• **Recorded information**:
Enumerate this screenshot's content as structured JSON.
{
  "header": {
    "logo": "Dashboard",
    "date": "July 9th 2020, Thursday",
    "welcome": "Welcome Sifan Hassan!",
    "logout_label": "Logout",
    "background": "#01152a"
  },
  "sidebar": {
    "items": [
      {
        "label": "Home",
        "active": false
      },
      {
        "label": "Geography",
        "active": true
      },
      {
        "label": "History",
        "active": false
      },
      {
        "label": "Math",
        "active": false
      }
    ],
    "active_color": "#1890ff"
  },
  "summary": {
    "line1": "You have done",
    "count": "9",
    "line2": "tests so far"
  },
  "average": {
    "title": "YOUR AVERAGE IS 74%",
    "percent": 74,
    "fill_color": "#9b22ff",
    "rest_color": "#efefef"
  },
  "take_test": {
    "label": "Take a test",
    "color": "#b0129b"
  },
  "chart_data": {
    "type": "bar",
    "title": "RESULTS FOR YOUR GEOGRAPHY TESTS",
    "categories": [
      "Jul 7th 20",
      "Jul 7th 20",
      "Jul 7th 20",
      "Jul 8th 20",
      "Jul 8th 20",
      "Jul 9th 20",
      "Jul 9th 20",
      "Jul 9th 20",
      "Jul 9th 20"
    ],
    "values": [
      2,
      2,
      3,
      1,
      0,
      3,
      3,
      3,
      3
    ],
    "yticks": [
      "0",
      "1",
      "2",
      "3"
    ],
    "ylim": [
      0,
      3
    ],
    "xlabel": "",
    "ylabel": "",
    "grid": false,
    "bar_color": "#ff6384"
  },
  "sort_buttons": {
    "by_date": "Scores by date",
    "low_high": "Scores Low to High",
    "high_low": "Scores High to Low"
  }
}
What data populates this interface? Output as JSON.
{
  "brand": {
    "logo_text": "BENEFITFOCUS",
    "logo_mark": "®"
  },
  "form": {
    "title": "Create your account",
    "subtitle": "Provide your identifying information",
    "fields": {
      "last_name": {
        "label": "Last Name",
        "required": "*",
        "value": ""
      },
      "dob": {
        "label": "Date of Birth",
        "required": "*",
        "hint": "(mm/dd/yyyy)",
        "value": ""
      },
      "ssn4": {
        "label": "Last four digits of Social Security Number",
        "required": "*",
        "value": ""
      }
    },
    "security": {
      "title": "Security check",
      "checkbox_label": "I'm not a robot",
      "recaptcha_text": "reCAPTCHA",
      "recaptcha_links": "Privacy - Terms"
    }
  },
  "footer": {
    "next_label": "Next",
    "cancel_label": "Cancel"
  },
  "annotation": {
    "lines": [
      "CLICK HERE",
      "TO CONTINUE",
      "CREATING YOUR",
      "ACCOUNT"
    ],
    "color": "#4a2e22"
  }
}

• **Exercise task**: State how many lines of the listing above include the word "this". Give nothing but the number.

• **Solved exercise**: 2